» **Work instructions**: Quote the listing below in its entirety, omitting every image.

» **Figure dataset records**:
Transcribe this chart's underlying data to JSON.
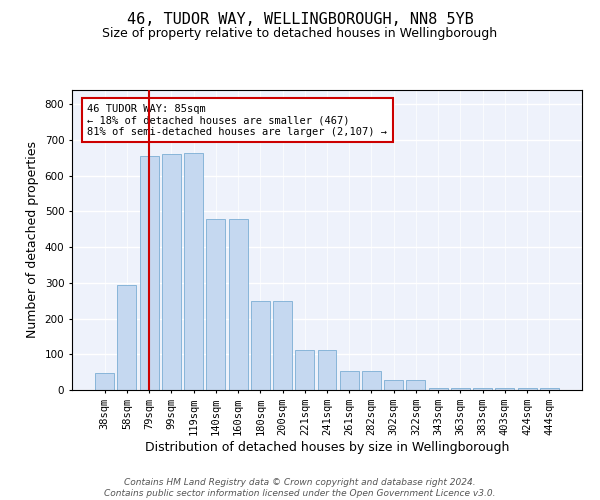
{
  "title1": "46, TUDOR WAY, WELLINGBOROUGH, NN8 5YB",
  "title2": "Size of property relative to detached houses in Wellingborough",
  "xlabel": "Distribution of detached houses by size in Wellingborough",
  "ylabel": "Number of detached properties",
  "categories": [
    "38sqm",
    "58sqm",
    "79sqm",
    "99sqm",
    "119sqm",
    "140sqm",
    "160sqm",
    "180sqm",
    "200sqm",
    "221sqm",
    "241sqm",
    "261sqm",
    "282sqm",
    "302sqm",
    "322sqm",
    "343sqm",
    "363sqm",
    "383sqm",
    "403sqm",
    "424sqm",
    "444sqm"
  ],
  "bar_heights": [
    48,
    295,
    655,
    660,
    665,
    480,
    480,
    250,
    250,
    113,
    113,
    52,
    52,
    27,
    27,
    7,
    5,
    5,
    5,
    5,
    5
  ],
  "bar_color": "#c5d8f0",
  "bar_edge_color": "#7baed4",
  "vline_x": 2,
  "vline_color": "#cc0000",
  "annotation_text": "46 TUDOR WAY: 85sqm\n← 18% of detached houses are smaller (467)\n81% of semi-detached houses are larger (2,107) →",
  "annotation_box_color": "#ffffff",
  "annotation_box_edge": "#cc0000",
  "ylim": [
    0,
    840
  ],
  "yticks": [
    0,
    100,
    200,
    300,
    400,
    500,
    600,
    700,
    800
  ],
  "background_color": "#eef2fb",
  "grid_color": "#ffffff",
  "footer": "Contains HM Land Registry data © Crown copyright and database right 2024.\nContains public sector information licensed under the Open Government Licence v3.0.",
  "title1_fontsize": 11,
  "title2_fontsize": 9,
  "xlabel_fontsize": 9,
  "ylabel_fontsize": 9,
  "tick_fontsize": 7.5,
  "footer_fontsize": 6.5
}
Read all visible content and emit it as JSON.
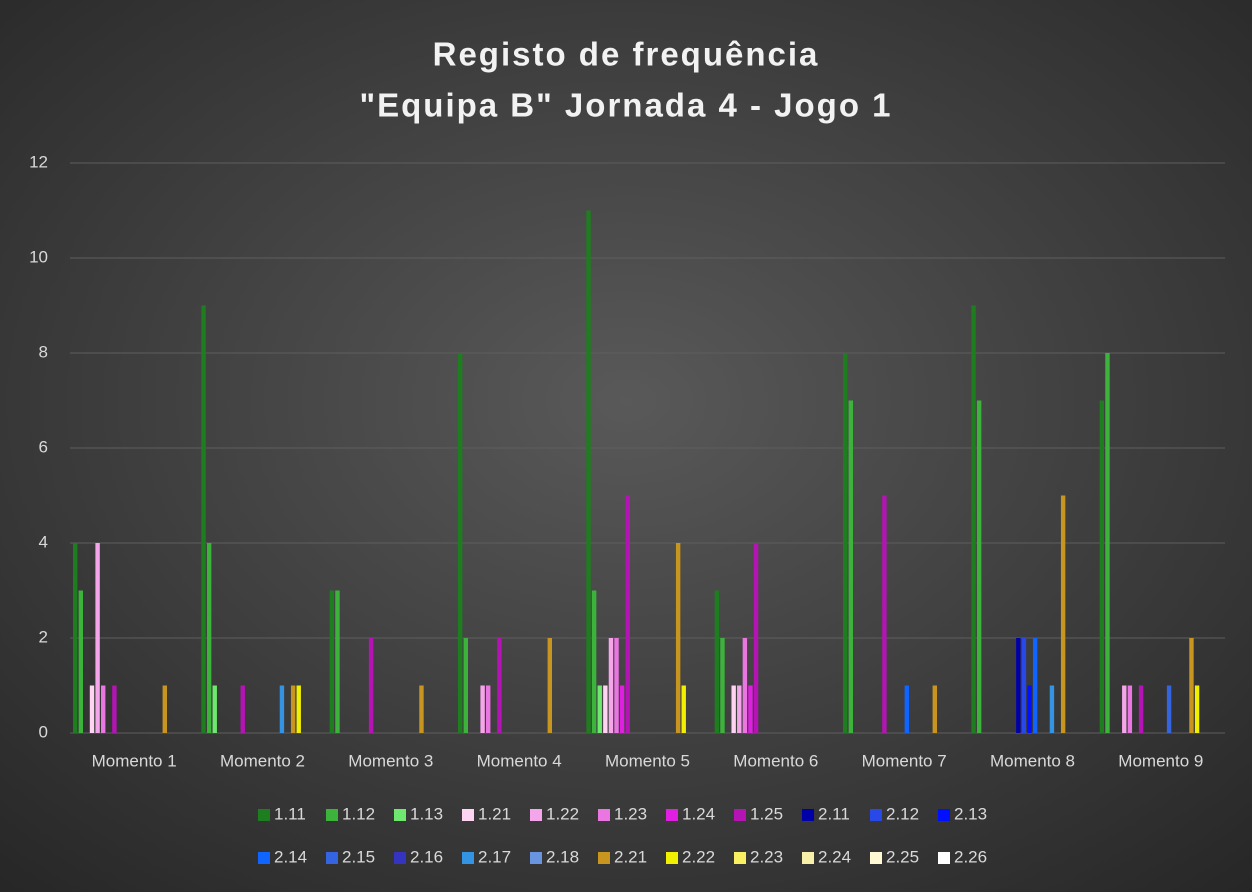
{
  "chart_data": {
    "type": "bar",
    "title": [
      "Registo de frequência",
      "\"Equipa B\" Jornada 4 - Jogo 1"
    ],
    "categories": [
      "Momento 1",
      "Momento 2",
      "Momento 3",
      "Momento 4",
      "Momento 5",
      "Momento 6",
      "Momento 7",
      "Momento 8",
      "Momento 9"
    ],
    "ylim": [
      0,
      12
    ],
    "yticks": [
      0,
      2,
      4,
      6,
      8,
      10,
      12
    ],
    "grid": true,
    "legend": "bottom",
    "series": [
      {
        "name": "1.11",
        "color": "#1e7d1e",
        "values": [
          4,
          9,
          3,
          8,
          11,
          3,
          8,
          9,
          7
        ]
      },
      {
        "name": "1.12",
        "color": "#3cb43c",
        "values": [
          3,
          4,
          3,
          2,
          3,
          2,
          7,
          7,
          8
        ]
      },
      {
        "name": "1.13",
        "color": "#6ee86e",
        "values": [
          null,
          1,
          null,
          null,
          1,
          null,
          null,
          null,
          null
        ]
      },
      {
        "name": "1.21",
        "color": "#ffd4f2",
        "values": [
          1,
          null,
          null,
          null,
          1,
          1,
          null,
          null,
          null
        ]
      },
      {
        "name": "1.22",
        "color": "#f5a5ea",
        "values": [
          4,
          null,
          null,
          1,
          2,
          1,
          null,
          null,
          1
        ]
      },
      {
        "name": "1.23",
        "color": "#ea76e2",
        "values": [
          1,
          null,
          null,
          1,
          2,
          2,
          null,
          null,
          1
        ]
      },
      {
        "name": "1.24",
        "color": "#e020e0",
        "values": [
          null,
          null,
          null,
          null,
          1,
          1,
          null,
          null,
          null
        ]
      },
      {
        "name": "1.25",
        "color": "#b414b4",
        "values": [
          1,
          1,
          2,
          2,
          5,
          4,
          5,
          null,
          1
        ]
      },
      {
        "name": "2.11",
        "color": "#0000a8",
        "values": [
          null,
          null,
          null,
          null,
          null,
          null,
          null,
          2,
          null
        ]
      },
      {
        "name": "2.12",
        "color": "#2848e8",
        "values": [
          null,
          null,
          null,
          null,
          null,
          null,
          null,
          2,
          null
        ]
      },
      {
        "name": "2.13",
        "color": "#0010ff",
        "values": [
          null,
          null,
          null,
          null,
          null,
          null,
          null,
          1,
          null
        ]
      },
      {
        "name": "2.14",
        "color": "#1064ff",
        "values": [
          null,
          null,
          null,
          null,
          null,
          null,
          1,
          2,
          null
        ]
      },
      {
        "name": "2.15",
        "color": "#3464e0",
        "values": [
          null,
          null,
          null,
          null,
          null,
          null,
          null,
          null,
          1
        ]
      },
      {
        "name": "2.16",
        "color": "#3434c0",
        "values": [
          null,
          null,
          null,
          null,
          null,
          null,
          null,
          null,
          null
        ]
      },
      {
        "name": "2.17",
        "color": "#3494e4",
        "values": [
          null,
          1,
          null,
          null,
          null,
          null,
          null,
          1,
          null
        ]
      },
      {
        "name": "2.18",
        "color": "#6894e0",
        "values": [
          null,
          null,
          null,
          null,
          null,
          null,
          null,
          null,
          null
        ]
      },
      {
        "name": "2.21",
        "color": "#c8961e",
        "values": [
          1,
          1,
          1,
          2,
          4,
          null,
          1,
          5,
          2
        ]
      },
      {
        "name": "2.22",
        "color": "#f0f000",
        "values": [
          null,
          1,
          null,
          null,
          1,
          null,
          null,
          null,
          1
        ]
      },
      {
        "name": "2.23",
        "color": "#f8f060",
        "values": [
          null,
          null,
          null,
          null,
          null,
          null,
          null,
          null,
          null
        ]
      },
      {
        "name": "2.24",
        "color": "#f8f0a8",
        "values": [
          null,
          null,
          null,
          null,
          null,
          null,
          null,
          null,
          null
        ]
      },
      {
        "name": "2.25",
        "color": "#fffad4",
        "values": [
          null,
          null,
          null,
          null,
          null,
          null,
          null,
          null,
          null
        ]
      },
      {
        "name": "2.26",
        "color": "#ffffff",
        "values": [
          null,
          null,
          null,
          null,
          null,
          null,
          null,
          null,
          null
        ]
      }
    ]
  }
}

» **Written answer**:
Transcribe this chart's underlying data to JSON.
{
  "title1": "46, TUDOR WAY, WELLINGBOROUGH, NN8 5YB",
  "title2": "Size of property relative to detached houses in Wellingborough",
  "xlabel": "Distribution of detached houses by size in Wellingborough",
  "ylabel": "Number of detached properties",
  "categories": [
    "38sqm",
    "58sqm",
    "79sqm",
    "99sqm",
    "119sqm",
    "140sqm",
    "160sqm",
    "180sqm",
    "200sqm",
    "221sqm",
    "241sqm",
    "261sqm",
    "282sqm",
    "302sqm",
    "322sqm",
    "343sqm",
    "363sqm",
    "383sqm",
    "403sqm",
    "424sqm",
    "444sqm"
  ],
  "bar_heights": [
    48,
    295,
    655,
    660,
    665,
    480,
    480,
    250,
    250,
    113,
    113,
    52,
    52,
    27,
    27,
    7,
    5,
    5,
    5,
    5,
    5
  ],
  "bar_color": "#c5d8f0",
  "bar_edge_color": "#7baed4",
  "vline_x": 2,
  "vline_color": "#cc0000",
  "annotation_text": "46 TUDOR WAY: 85sqm\n← 18% of detached houses are smaller (467)\n81% of semi-detached houses are larger (2,107) →",
  "annotation_box_color": "#ffffff",
  "annotation_box_edge": "#cc0000",
  "ylim": [
    0,
    840
  ],
  "yticks": [
    0,
    100,
    200,
    300,
    400,
    500,
    600,
    700,
    800
  ],
  "background_color": "#eef2fb",
  "grid_color": "#ffffff",
  "footer": "Contains HM Land Registry data © Crown copyright and database right 2024.\nContains public sector information licensed under the Open Government Licence v3.0.",
  "title1_fontsize": 11,
  "title2_fontsize": 9,
  "xlabel_fontsize": 9,
  "ylabel_fontsize": 9,
  "tick_fontsize": 7.5,
  "footer_fontsize": 6.5
}
Read all visible content and emit it as JSON.
{
  "chart_data": {
    "type": "bar",
    "title": [
      "Registo de frequência",
      "\"Equipa B\" Jornada 4 - Jogo 1"
    ],
    "categories": [
      "Momento 1",
      "Momento 2",
      "Momento 3",
      "Momento 4",
      "Momento 5",
      "Momento 6",
      "Momento 7",
      "Momento 8",
      "Momento 9"
    ],
    "ylim": [
      0,
      12
    ],
    "yticks": [
      0,
      2,
      4,
      6,
      8,
      10,
      12
    ],
    "grid": true,
    "legend": "bottom",
    "series": [
      {
        "name": "1.11",
        "color": "#1e7d1e",
        "values": [
          4,
          9,
          3,
          8,
          11,
          3,
          8,
          9,
          7
        ]
      },
      {
        "name": "1.12",
        "color": "#3cb43c",
        "values": [
          3,
          4,
          3,
          2,
          3,
          2,
          7,
          7,
          8
        ]
      },
      {
        "name": "1.13",
        "color": "#6ee86e",
        "values": [
          null,
          1,
          null,
          null,
          1,
          null,
          null,
          null,
          null
        ]
      },
      {
        "name": "1.21",
        "color": "#ffd4f2",
        "values": [
          1,
          null,
          null,
          null,
          1,
          1,
          null,
          null,
          null
        ]
      },
      {
        "name": "1.22",
        "color": "#f5a5ea",
        "values": [
          4,
          null,
          null,
          1,
          2,
          1,
          null,
          null,
          1
        ]
      },
      {
        "name": "1.23",
        "color": "#ea76e2",
        "values": [
          1,
          null,
          null,
          1,
          2,
          2,
          null,
          null,
          1
        ]
      },
      {
        "name": "1.24",
        "color": "#e020e0",
        "values": [
          null,
          null,
          null,
          null,
          1,
          1,
          null,
          null,
          null
        ]
      },
      {
        "name": "1.25",
        "color": "#b414b4",
        "values": [
          1,
          1,
          2,
          2,
          5,
          4,
          5,
          null,
          1
        ]
      },
      {
        "name": "2.11",
        "color": "#0000a8",
        "values": [
          null,
          null,
          null,
          null,
          null,
          null,
          null,
          2,
          null
        ]
      },
      {
        "name": "2.12",
        "color": "#2848e8",
        "values": [
          null,
          null,
          null,
          null,
          null,
          null,
          null,
          2,
          null
        ]
      },
      {
        "name": "2.13",
        "color": "#0010ff",
        "values": [
          null,
          null,
          null,
          null,
          null,
          null,
          null,
          1,
          null
        ]
      },
      {
        "name": "2.14",
        "color": "#1064ff",
        "values": [
          null,
          null,
          null,
          null,
          null,
          null,
          1,
          2,
          null
        ]
      },
      {
        "name": "2.15",
        "color": "#3464e0",
        "values": [
          null,
          null,
          null,
          null,
          null,
          null,
          null,
          null,
          1
        ]
      },
      {
        "name": "2.16",
        "color": "#3434c0",
        "values": [
          null,
          null,
          null,
          null,
          null,
          null,
          null,
          null,
          null
        ]
      },
      {
        "name": "2.17",
        "color": "#3494e4",
        "values": [
          null,
          1,
          null,
          null,
          null,
          null,
          null,
          1,
          null
        ]
      },
      {
        "name": "2.18",
        "color": "#6894e0",
        "values": [
          null,
          null,
          null,
          null,
          null,
          null,
          null,
          null,
          null
        ]
      },
      {
        "name": "2.21",
        "color": "#c8961e",
        "values": [
          1,
          1,
          1,
          2,
          4,
          null,
          1,
          5,
          2
        ]
      },
      {
        "name": "2.22",
        "color": "#f0f000",
        "values": [
          null,
          1,
          null,
          null,
          1,
          null,
          null,
          null,
          1
        ]
      },
      {
        "name": "2.23",
        "color": "#f8f060",
        "values": [
          null,
          null,
          null,
          null,
          null,
          null,
          null,
          null,
          null
        ]
      },
      {
        "name": "2.24",
        "color": "#f8f0a8",
        "values": [
          null,
          null,
          null,
          null,
          null,
          null,
          null,
          null,
          null
        ]
      },
      {
        "name": "2.25",
        "color": "#fffad4",
        "values": [
          null,
          null,
          null,
          null,
          null,
          null,
          null,
          null,
          null
        ]
      },
      {
        "name": "2.26",
        "color": "#ffffff",
        "values": [
          null,
          null,
          null,
          null,
          null,
          null,
          null,
          null,
          null
        ]
      }
    ]
  }
}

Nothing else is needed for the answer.